§ To be done
Copy every line that contains the string "Перечень" from the entries below.

§ Records provided
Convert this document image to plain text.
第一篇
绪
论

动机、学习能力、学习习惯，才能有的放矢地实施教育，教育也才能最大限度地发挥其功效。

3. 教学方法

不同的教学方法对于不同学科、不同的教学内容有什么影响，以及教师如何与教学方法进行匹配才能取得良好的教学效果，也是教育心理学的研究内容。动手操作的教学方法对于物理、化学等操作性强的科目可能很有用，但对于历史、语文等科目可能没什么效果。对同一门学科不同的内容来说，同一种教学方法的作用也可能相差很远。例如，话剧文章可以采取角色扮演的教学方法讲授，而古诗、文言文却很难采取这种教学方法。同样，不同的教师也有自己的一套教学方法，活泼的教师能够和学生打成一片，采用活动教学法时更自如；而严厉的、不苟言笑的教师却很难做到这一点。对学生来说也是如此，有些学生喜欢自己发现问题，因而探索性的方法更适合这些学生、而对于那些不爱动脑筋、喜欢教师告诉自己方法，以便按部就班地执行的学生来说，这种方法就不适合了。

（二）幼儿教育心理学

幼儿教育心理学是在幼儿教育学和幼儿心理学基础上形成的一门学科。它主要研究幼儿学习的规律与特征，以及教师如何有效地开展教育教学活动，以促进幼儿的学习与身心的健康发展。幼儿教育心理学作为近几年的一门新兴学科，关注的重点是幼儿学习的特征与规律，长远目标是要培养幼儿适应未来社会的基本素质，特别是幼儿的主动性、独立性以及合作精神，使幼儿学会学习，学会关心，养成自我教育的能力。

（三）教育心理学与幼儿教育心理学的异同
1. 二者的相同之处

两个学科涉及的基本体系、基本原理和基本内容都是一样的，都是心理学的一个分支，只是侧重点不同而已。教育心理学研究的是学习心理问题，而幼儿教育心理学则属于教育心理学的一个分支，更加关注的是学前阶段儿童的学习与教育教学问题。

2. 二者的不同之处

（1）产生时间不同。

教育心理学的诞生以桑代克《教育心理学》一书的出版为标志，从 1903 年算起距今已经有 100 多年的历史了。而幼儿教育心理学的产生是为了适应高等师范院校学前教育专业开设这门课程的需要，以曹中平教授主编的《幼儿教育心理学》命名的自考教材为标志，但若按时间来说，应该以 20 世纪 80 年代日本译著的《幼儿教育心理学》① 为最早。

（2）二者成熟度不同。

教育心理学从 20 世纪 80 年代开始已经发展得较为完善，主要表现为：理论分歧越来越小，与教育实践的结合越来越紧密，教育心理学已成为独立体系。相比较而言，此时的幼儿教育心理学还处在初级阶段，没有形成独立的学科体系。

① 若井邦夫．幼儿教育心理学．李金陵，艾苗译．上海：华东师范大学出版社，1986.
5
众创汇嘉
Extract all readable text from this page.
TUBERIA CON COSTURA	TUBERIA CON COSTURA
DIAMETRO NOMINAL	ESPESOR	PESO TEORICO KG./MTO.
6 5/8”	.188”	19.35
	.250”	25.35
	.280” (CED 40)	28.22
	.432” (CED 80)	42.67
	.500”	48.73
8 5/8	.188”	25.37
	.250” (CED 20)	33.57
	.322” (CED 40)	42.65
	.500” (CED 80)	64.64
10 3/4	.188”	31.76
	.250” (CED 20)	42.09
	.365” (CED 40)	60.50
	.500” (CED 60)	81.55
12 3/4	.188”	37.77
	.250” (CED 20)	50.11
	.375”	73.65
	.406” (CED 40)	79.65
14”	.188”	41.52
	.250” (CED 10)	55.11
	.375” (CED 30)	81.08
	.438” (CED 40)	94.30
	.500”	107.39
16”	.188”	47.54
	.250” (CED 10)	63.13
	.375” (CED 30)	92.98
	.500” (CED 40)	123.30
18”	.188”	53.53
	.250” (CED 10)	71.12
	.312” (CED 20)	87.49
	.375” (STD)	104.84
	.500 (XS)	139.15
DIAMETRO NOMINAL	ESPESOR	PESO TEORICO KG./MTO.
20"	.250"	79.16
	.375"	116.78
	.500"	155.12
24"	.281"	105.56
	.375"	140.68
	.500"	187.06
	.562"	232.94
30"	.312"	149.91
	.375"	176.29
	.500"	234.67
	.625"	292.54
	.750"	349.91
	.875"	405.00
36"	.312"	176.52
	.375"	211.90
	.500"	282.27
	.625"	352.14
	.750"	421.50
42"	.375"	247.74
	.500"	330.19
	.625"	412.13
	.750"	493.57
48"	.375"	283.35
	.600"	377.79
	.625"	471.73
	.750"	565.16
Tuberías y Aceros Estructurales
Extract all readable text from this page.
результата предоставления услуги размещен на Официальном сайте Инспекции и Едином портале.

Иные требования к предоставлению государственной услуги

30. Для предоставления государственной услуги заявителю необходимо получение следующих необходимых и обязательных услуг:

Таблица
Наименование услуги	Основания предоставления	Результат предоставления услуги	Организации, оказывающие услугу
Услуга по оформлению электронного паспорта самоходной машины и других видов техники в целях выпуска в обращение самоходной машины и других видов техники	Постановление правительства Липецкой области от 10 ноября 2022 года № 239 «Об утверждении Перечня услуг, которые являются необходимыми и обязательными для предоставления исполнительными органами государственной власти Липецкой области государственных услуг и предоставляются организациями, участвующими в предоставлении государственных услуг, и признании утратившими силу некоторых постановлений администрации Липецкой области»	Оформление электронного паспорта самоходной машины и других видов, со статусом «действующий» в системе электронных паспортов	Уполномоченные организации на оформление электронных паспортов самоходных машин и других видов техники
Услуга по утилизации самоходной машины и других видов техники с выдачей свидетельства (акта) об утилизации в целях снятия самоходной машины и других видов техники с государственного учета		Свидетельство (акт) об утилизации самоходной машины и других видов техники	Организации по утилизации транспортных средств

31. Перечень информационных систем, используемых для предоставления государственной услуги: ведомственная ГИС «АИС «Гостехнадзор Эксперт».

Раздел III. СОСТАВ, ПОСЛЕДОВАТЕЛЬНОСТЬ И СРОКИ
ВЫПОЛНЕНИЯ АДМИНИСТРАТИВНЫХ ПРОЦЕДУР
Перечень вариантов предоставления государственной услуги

§ Finished task
31. Перечень информационных систем, используемых для предоставления государственной услуги: ведомственная ГИС «АИС «Гостехнадзор Эксперт».
Перечень вариантов предоставления государственной услуги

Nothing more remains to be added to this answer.